WHAT IS REQUIRED - Reproduce the listing below verbatim.
begin
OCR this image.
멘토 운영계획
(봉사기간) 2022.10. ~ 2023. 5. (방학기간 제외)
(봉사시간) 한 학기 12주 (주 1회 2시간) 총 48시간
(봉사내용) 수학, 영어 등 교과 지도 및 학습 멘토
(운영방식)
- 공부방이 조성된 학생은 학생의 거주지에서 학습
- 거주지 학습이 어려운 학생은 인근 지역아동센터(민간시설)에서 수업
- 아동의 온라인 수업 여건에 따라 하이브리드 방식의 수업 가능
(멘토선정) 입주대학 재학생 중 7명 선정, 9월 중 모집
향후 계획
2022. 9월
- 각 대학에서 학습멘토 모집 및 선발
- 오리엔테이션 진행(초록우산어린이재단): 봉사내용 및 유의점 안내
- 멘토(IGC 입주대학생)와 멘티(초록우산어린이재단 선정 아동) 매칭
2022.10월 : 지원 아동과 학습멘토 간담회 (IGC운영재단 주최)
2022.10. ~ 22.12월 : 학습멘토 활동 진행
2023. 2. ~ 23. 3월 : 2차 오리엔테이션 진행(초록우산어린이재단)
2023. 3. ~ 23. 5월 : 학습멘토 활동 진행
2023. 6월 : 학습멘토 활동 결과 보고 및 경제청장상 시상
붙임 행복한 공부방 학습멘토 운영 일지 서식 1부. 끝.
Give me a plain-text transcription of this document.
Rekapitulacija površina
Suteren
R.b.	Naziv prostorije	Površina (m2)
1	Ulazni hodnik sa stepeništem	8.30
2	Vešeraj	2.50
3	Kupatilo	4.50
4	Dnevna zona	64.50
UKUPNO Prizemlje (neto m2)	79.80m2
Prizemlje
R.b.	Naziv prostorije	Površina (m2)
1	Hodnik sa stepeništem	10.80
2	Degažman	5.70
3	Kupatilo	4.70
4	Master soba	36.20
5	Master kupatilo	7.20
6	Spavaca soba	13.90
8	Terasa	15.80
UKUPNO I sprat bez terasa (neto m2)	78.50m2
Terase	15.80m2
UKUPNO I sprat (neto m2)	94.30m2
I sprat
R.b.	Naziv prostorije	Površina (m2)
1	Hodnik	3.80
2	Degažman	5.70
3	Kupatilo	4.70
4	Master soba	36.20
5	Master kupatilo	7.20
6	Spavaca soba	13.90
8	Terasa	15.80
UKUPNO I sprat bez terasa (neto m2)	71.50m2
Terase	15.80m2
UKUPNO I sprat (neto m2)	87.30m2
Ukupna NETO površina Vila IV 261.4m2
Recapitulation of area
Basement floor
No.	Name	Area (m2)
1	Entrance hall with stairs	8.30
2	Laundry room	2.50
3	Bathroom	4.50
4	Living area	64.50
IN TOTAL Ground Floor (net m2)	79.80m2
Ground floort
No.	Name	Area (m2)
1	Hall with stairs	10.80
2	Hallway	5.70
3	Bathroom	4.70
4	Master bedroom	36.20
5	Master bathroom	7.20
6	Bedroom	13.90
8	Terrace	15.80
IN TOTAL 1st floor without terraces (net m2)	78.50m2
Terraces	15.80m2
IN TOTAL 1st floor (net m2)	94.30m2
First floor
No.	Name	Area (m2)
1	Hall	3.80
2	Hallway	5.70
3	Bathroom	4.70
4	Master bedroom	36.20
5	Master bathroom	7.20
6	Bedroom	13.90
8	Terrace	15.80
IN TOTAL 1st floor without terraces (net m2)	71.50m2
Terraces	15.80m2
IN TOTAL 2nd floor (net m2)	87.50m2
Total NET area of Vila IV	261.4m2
end
WRITTEN SOLUTION -
OCR this image.
멘토 운영계획
(봉사기간) 2022.10. ~ 2023. 5. (방학기간 제외)
(봉사시간) 한 학기 12주 (주 1회 2시간) 총 48시간
(봉사내용) 수학, 영어 등 교과 지도 및 학습 멘토
(운영방식)
- 공부방이 조성된 학생은 학생의 거주지에서 학습
- 거주지 학습이 어려운 학생은 인근 지역아동센터(민간시설)에서 수업
- 아동의 온라인 수업 여건에 따라 하이브리드 방식의 수업 가능
(멘토선정) 입주대학 재학생 중 7명 선정, 9월 중 모집
향후 계획
2022. 9월
- 각 대학에서 학습멘토 모집 및 선발
- 오리엔테이션 진행(초록우산어린이재단): 봉사내용 및 유의점 안내
- 멘토(IGC 입주대학생)와 멘티(초록우산어린이재단 선정 아동) 매칭
2022.10월 : 지원 아동과 학습멘토 간담회 (IGC운영재단 주최)
2022.10. ~ 22.12월 : 학습멘토 활동 진행
2023. 2. ~ 23. 3월 : 2차 오리엔테이션 진행(초록우산어린이재단)
2023. 3. ~ 23. 5월 : 학습멘토 활동 진행
2023. 6월 : 학습멘토 활동 결과 보고 및 경제청장상 시상
붙임 행복한 공부방 학습멘토 운영 일지 서식 1부. 끝.
Give me a plain-text transcription of this document.
Rekapitulacija površina
Suteren
R.b.	Naziv prostorije	Površina (m2)
1	Ulazni hodnik sa stepeništem	8.30
2	Vešeraj	2.50
3	Kupatilo	4.50
4	Dnevna zona	64.50
UKUPNO Prizemlje (neto m2)	79.80m2
Prizemlje
R.b.	Naziv prostorije	Površina (m2)
1	Hodnik sa stepeništem	10.80
2	Degažman	5.70
3	Kupatilo	4.70
4	Master soba	36.20
5	Master kupatilo	7.20
6	Spavaca soba	13.90
8	Terasa	15.80
UKUPNO I sprat bez terasa (neto m2)	78.50m2
Terase	15.80m2
UKUPNO I sprat (neto m2)	94.30m2
I sprat
R.b.	Naziv prostorije	Površina (m2)
1	Hodnik	3.80
2	Degažman	5.70
3	Kupatilo	4.70
4	Master soba	36.20
5	Master kupatilo	7.20
6	Spavaca soba	13.90
8	Terasa	15.80
UKUPNO I sprat bez terasa (neto m2)	71.50m2
Terase	15.80m2
UKUPNO I sprat (neto m2)	87.30m2
Ukupna NETO površina Vila IV 261.4m2
Recapitulation of area
Basement floor
No.	Name	Area (m2)
1	Entrance hall with stairs	8.30
2	Laundry room	2.50
3	Bathroom	4.50
4	Living area	64.50
IN TOTAL Ground Floor (net m2)	79.80m2
Ground floort
No.	Name	Area (m2)
1	Hall with stairs	10.80
2	Hallway	5.70
3	Bathroom	4.70
4	Master bedroom	36.20
5	Master bathroom	7.20
6	Bedroom	13.90
8	Terrace	15.80
IN TOTAL 1st floor without terraces (net m2)	78.50m2
Terraces	15.80m2
IN TOTAL 1st floor (net m2)	94.30m2
First floor
No.	Name	Area (m2)
1	Hall	3.80
2	Hallway	5.70
3	Bathroom	4.70
4	Master bedroom	36.20
5	Master bathroom	7.20
6	Bedroom	13.90
8	Terrace	15.80
IN TOTAL 1st floor without terraces (net m2)	71.50m2
Terraces	15.80m2
IN TOTAL 2nd floor (net m2)	87.50m2
Total NET area of Vila IV	261.4m2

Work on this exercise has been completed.